» Written exercise
In the records that follow, locate every line with "this" and extract it.

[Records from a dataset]
>> BEGIN

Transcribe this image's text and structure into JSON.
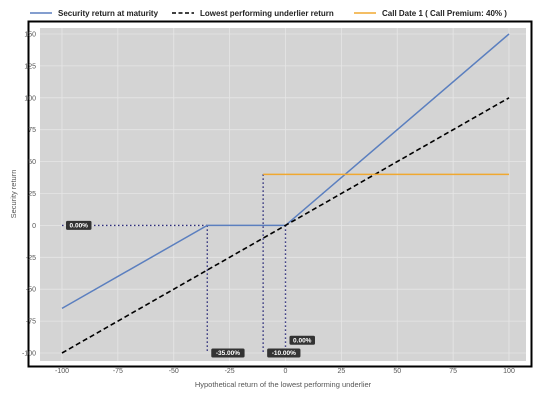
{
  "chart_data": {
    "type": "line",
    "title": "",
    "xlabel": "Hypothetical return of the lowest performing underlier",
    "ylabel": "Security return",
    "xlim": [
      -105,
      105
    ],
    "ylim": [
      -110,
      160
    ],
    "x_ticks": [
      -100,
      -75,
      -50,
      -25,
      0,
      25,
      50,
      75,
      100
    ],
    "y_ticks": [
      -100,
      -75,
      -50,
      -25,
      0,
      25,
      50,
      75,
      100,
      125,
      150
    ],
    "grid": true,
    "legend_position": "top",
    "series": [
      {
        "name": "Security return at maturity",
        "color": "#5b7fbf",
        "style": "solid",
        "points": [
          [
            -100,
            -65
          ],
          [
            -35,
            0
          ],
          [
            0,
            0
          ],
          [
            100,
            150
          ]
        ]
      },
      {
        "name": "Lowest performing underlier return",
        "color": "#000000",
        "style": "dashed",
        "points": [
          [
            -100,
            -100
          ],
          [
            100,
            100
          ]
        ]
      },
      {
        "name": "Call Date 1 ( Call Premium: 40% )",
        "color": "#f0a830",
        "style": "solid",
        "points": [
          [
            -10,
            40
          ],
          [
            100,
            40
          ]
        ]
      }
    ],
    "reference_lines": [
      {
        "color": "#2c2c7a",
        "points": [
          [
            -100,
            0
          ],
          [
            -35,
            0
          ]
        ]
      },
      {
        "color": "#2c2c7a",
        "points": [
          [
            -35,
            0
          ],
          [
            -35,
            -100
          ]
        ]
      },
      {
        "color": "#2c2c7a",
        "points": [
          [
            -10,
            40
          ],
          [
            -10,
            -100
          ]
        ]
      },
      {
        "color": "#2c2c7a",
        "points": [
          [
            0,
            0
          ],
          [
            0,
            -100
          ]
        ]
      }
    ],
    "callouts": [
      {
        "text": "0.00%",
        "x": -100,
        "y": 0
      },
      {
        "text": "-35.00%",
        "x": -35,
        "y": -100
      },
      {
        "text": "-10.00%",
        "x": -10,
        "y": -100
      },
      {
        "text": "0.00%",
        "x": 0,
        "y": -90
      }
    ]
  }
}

>> END
>> BEGIN

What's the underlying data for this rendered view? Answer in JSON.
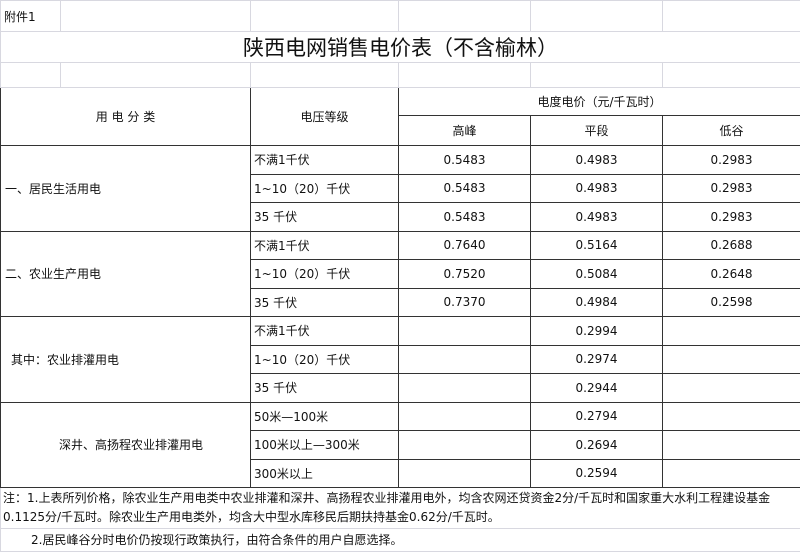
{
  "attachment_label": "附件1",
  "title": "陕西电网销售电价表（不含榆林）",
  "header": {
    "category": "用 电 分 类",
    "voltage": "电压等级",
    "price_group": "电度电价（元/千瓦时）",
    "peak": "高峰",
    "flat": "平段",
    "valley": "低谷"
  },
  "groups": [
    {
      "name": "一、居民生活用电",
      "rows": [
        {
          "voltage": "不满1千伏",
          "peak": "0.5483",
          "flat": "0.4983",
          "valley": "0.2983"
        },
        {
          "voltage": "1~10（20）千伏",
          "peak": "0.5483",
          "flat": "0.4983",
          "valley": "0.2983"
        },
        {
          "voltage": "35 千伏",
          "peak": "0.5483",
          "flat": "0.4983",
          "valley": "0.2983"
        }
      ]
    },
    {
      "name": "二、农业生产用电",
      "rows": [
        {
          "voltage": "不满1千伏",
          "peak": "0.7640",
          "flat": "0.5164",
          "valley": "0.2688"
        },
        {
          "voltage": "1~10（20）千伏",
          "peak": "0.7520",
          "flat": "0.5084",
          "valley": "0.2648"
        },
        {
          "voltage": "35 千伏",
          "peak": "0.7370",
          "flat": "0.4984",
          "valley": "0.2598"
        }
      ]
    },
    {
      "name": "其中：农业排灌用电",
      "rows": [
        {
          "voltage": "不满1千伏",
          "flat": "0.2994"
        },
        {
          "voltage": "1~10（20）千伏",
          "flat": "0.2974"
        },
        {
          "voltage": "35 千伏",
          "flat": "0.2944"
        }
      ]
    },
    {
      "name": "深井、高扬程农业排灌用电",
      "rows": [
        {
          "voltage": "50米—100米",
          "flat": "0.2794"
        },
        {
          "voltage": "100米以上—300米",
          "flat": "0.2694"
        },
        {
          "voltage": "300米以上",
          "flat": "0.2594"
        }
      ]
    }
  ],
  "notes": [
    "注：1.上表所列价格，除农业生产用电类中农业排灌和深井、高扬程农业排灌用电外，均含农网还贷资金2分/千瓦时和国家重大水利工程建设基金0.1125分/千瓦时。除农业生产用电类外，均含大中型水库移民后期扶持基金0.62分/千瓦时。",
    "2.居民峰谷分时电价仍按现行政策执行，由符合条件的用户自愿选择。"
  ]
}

>> END

» Response to the exercise
Transcribe this image's text and structure into JSON.
What's the underlying data for this rendered view? Answer in JSON.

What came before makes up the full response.